═════ Data for this exercise
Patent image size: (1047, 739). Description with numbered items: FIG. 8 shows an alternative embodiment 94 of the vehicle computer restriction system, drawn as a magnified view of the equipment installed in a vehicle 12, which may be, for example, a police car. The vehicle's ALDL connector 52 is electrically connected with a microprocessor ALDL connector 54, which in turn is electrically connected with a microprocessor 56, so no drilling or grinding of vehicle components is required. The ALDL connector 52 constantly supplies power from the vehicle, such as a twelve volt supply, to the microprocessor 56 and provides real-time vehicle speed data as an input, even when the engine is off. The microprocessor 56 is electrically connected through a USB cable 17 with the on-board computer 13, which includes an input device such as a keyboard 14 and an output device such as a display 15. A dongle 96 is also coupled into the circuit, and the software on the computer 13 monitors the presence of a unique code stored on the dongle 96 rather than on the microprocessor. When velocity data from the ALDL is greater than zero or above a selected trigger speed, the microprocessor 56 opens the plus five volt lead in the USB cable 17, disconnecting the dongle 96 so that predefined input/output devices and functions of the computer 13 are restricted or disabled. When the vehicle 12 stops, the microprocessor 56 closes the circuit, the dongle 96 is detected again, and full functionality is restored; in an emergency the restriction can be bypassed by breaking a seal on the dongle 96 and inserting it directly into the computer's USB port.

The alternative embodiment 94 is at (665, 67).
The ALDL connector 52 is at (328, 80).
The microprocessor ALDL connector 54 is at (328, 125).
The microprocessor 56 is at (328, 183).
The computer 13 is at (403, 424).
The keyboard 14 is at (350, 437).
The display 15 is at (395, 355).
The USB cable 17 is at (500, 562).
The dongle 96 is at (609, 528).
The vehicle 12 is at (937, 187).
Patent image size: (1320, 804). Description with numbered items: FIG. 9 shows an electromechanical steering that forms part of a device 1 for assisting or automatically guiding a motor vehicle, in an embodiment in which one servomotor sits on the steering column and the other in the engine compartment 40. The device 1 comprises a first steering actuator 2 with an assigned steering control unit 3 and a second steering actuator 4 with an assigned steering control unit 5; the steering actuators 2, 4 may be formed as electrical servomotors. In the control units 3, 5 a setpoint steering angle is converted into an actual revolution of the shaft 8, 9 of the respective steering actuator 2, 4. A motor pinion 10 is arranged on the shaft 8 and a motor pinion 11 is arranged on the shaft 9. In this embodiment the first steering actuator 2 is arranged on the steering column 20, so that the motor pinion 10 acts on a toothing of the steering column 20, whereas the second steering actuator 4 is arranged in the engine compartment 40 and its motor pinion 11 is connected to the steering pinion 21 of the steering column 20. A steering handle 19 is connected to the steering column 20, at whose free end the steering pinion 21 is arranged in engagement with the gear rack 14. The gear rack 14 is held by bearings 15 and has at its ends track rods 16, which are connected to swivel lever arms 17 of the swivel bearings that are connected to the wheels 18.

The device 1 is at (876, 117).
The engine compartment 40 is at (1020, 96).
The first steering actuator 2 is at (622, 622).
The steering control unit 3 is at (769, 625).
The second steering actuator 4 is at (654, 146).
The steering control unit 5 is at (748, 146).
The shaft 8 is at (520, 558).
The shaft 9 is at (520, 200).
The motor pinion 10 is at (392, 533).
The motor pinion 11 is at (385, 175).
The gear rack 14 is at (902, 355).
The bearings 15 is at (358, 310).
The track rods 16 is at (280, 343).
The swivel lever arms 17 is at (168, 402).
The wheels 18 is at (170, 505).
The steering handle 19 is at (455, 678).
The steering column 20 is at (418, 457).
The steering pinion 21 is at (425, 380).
══════════
**Short task:** Put every line of the records above into a Markdown table with two columns, Row and Line. Number the rows and leave out the blank lines.

**Full answer:**
| Row | Line |
|---|---|
| 1 | Patent image size: (1047, 739). Description with numbered items: FIG. 8 shows an alternative embodiment 94 of the vehicle computer restriction system, drawn as a magnified view of the equipment installed in a vehicle 12, which may be, for example, a police car. The vehicle's ALDL connector 52 is electrically connected with a microprocessor ALDL connector 54, which in turn is electrically connected with a microprocessor 56, so no drilling or grinding of vehicle components is required. The ALDL connector 52 constantly supplies power from the vehicle, such as a twelve volt supply, to the microprocessor 56 and provides real-time vehicle speed data as an input, even when the engine is off. The microprocessor 56 is electrically connected through a USB cable 17 with the on-board computer 13, which includes an input device such as a keyboard 14 and an output device such as a display 15. A dongle 96 is also coupled into the circuit, and the software on the computer 13 monitors the presence of a unique code stored on the dongle 96 rather than on the microprocessor. When velocity data from the ALDL is greater than zero or above a selected trigger speed, the microprocessor 56 opens the plus five volt lead in the USB cable 17, disconnecting the dongle 96 so that predefined input/output devices and functions of the computer 13 are restricted or disabled. When the vehicle 12 stops, the microprocessor 56 closes the circuit, the dongle 96 is detected again, and full functionality is restored; in an emergency the restriction can be bypassed by breaking a seal on the dongle 96 and inserting it directly into the computer's USB port. |
| 2 | The alternative embodiment 94 is at (665, 67). |
| 3 | The ALDL connector 52 is at (328, 80). |
| 4 | The microprocessor ALDL connector 54 is at (328, 125). |
| 5 | The microprocessor 56 is at (328, 183). |
| 6 | The computer 13 is at (403, 424). |
| 7 | The keyboard 14 is at (350, 437). |
| 8 | The display 15 is at (395, 355). |
| 9 | The USB cable 17 is at (500, 562). |
| 10 | The dongle 96 is at (609, 528). |
| 11 | The vehicle 12 is at (937, 187). |
| 12 | Patent image size: (1320, 804). Description with numbered items: FIG. 9 shows an electromechanical steering that forms part of a device 1 for assisting or automatically guiding a motor vehicle, in an embodiment in which one servomotor sits on the steering column and the other in the engine compartment 40. The device 1 comprises a first steering actuator 2 with an assigned steering control unit 3 and a second steering actuator 4 with an assigned steering control unit 5; the steering actuators 2, 4 may be formed as electrical servomotors. In the control units 3, 5 a setpoint steering angle is converted into an actual revolution of the shaft 8, 9 of the respective steering actuator 2, 4. A motor pinion 10 is arranged on the shaft 8 and a motor pinion 11 is arranged on the shaft 9. In this embodiment the first steering actuator 2 is arranged on the steering column 20, so that the motor pinion 10 acts on a toothing of the steering column 20, whereas the second steering actuator 4 is arranged in the engine compartment 40 and its motor pinion 11 is connected to the steering pinion 21 of the steering column 20. A steering handle 19 is connected to the steering column 20, at whose free end the steering pinion 21 is arranged in engagement with the gear rack 14. The gear rack 14 is held by bearings 15 and has at its ends track rods 16, which are connected to swivel lever arms 17 of the swivel bearings that are connected to the wheels 18. |
| 13 | The device 1 is at (876, 117). |
| 14 | The engine compartment 40 is at (1020, 96). |
| 15 | The first steering actuator 2 is at (622, 622). |
| 16 | The steering control unit 3 is at (769, 625). |
| 17 | The second steering actuator 4 is at (654, 146). |
| 18 | The steering control unit 5 is at (748, 146). |
| 19 | The shaft 8 is at (520, 558). |
| 20 | The shaft 9 is at (520, 200). |
| 21 | The motor pinion 10 is at (392, 533). |
| 22 | The motor pinion 11 is at (385, 175). |
| 23 | The gear rack 14 is at (902, 355). |
| 24 | The bearings 15 is at (358, 310). |
| 25 | The track rods 16 is at (280, 343). |
| 26 | The swivel lever arms 17 is at (168, 402). |
| 27 | The wheels 18 is at (170, 505). |
| 28 | The steering handle 19 is at (455, 678). |
| 29 | The steering column 20 is at (418, 457). |
| 30 | The steering pinion 21 is at (425, 380). |